▸ To do
Gather the lines below that include the string "population", copying each in full.

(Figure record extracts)
[START]

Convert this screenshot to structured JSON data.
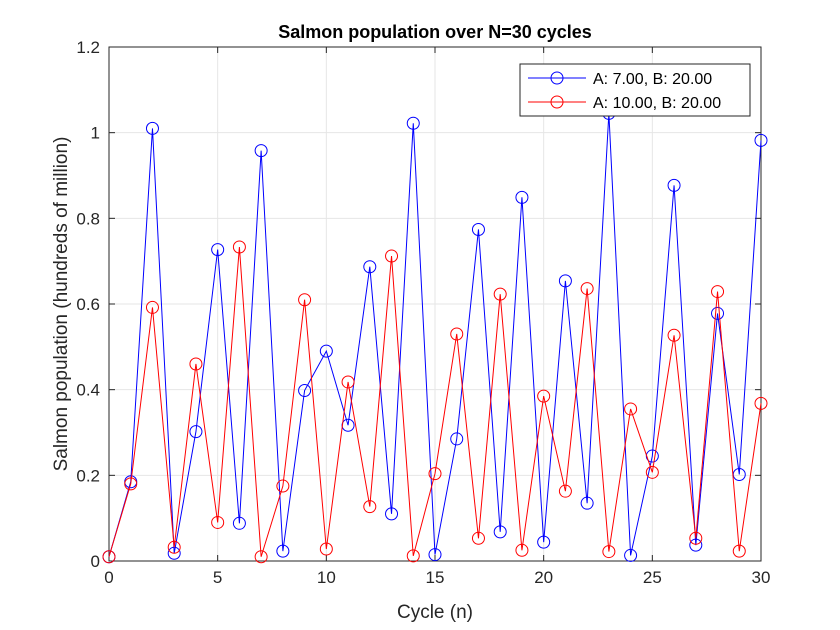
{
  "chart_data": {
    "type": "line",
    "title": "Salmon population over N=30 cycles",
    "xlabel": "Cycle (n)",
    "ylabel": "Salmon population (hundreds of million)",
    "xlim": [
      0,
      30
    ],
    "ylim": [
      0,
      1.2
    ],
    "xticks": [
      "0",
      "5",
      "10",
      "15",
      "20",
      "25",
      "30"
    ],
    "yticks": [
      "0",
      "0.2",
      "0.4",
      "0.6",
      "0.8",
      "1",
      "1.2"
    ],
    "grid": true,
    "legend_position": "top-right",
    "x": [
      0,
      1,
      2,
      3,
      4,
      5,
      6,
      7,
      8,
      9,
      10,
      11,
      12,
      13,
      14,
      15,
      16,
      17,
      18,
      19,
      20,
      21,
      22,
      23,
      24,
      25,
      26,
      27,
      28,
      29,
      30
    ],
    "series": [
      {
        "name": "A: 7.00, B: 20.00",
        "color": "#0000ff",
        "marker": "circle",
        "values": [
          0.01,
          0.185,
          1.01,
          0.018,
          0.302,
          0.727,
          0.088,
          0.958,
          0.023,
          0.398,
          0.49,
          0.317,
          0.687,
          0.11,
          1.022,
          0.015,
          0.285,
          0.774,
          0.068,
          0.849,
          0.044,
          0.654,
          0.135,
          1.045,
          0.013,
          0.245,
          0.877,
          0.037,
          0.578,
          0.202,
          0.982
        ]
      },
      {
        "name": "A: 10.00, B: 20.00",
        "color": "#ff0000",
        "marker": "circle",
        "values": [
          0.01,
          0.18,
          0.592,
          0.032,
          0.46,
          0.09,
          0.733,
          0.01,
          0.175,
          0.61,
          0.028,
          0.418,
          0.127,
          0.712,
          0.012,
          0.204,
          0.53,
          0.053,
          0.623,
          0.025,
          0.385,
          0.163,
          0.636,
          0.022,
          0.355,
          0.207,
          0.527,
          0.053,
          0.629,
          0.023,
          0.368
        ]
      }
    ]
  }
}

[END]

▸ Final answer
    "title": "Salmon population over N=30 cycles",
    "ylabel": "Salmon population (hundreds of million)",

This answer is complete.